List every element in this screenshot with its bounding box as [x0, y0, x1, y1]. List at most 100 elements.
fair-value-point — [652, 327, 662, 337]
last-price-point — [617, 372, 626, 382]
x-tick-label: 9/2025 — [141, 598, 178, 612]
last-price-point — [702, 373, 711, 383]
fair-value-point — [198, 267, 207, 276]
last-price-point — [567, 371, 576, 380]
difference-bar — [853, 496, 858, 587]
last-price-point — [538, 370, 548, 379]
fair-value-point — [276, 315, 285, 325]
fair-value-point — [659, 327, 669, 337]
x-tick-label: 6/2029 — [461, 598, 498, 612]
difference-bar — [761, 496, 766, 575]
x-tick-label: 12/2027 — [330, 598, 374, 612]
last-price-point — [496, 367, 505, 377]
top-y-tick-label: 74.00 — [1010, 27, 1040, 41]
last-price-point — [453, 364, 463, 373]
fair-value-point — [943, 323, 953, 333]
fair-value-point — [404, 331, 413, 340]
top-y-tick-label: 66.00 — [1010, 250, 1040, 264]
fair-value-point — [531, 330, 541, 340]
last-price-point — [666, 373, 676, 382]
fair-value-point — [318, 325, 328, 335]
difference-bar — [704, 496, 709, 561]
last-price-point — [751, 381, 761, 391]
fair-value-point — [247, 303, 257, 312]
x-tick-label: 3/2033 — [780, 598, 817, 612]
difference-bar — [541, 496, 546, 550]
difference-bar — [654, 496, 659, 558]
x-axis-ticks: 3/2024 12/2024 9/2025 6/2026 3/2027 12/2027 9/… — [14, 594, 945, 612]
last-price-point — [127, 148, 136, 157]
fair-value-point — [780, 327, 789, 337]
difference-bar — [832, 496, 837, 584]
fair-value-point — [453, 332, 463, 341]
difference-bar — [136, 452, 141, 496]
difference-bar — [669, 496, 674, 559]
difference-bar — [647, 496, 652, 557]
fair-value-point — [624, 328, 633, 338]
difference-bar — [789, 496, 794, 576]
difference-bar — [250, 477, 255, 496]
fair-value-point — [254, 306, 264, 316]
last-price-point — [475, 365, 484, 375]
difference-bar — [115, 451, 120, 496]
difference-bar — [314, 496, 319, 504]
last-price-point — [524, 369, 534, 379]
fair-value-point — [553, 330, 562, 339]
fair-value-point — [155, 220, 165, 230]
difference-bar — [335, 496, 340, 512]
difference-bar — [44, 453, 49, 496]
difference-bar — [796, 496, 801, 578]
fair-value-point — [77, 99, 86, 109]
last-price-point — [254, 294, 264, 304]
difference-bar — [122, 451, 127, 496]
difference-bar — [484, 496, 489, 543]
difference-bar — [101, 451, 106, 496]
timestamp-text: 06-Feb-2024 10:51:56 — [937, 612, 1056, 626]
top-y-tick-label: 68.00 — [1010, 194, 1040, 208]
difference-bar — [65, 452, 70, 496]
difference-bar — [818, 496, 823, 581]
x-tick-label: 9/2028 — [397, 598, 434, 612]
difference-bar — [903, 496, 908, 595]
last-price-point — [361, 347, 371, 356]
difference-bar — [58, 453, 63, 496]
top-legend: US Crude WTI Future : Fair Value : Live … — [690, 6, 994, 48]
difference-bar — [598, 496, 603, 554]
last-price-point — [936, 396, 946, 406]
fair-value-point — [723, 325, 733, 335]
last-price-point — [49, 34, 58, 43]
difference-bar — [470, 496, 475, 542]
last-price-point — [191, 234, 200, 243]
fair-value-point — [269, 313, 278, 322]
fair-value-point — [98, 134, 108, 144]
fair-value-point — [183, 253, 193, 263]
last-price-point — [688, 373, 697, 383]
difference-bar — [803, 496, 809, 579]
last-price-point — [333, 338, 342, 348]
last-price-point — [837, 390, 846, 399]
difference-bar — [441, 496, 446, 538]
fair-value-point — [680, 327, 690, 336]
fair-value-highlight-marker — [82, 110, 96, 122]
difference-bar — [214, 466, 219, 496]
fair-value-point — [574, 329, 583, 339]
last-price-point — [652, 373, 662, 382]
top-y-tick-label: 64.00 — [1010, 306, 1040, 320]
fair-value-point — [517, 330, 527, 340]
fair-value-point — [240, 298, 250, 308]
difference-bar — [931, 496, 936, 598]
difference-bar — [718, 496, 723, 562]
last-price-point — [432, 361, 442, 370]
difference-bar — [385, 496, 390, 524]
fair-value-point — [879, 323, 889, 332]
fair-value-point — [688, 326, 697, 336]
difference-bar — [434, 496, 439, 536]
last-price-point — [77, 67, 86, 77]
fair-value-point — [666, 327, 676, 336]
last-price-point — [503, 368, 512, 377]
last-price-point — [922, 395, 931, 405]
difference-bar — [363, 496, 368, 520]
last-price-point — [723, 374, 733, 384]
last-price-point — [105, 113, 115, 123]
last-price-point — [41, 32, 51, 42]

────────

◆ THE REQUEST ◆
Copy the listing above word for word, from its first line down to the line with "difference-bar — [484, 496, 489, 543]", and include both of those lines.

◆ RESPONSE BELOW ◆
List every element in this screenshot with its bounding box as [x0, y0, x1, y1]. List at most 100 elements.
fair-value-point — [652, 327, 662, 337]
last-price-point — [617, 372, 626, 382]
x-tick-label: 9/2025 — [141, 598, 178, 612]
last-price-point — [702, 373, 711, 383]
fair-value-point — [198, 267, 207, 276]
last-price-point — [567, 371, 576, 380]
difference-bar — [853, 496, 858, 587]
last-price-point — [538, 370, 548, 379]
fair-value-point — [276, 315, 285, 325]
fair-value-point — [659, 327, 669, 337]
x-tick-label: 6/2029 — [461, 598, 498, 612]
difference-bar — [761, 496, 766, 575]
x-tick-label: 12/2027 — [330, 598, 374, 612]
last-price-point — [496, 367, 505, 377]
top-y-tick-label: 74.00 — [1010, 27, 1040, 41]
last-price-point — [453, 364, 463, 373]
fair-value-point — [943, 323, 953, 333]
fair-value-point — [404, 331, 413, 340]
top-y-tick-label: 66.00 — [1010, 250, 1040, 264]
fair-value-point — [531, 330, 541, 340]
last-price-point — [666, 373, 676, 382]
fair-value-point — [318, 325, 328, 335]
difference-bar — [704, 496, 709, 561]
last-price-point — [751, 381, 761, 391]
fair-value-point — [247, 303, 257, 312]
x-tick-label: 3/2033 — [780, 598, 817, 612]
difference-bar — [541, 496, 546, 550]
difference-bar — [654, 496, 659, 558]
x-axis-ticks: 3/2024 12/2024 9/2025 6/2026 3/2027 12/2027 9/… — [14, 594, 945, 612]
last-price-point — [127, 148, 136, 157]
fair-value-point — [780, 327, 789, 337]
difference-bar — [832, 496, 837, 584]
fair-value-point — [453, 332, 463, 341]
difference-bar — [136, 452, 141, 496]
difference-bar — [669, 496, 674, 559]
difference-bar — [647, 496, 652, 557]
fair-value-point — [624, 328, 633, 338]
difference-bar — [789, 496, 794, 576]
difference-bar — [250, 477, 255, 496]
fair-value-point — [254, 306, 264, 316]
last-price-point — [475, 365, 484, 375]
difference-bar — [115, 451, 120, 496]
difference-bar — [314, 496, 319, 504]
last-price-point — [524, 369, 534, 379]
fair-value-point — [553, 330, 562, 339]
fair-value-point — [155, 220, 165, 230]
difference-bar — [335, 496, 340, 512]
difference-bar — [44, 453, 49, 496]
difference-bar — [796, 496, 801, 578]
fair-value-point — [77, 99, 86, 109]
last-price-point — [254, 294, 264, 304]
difference-bar — [122, 451, 127, 496]
difference-bar — [484, 496, 489, 543]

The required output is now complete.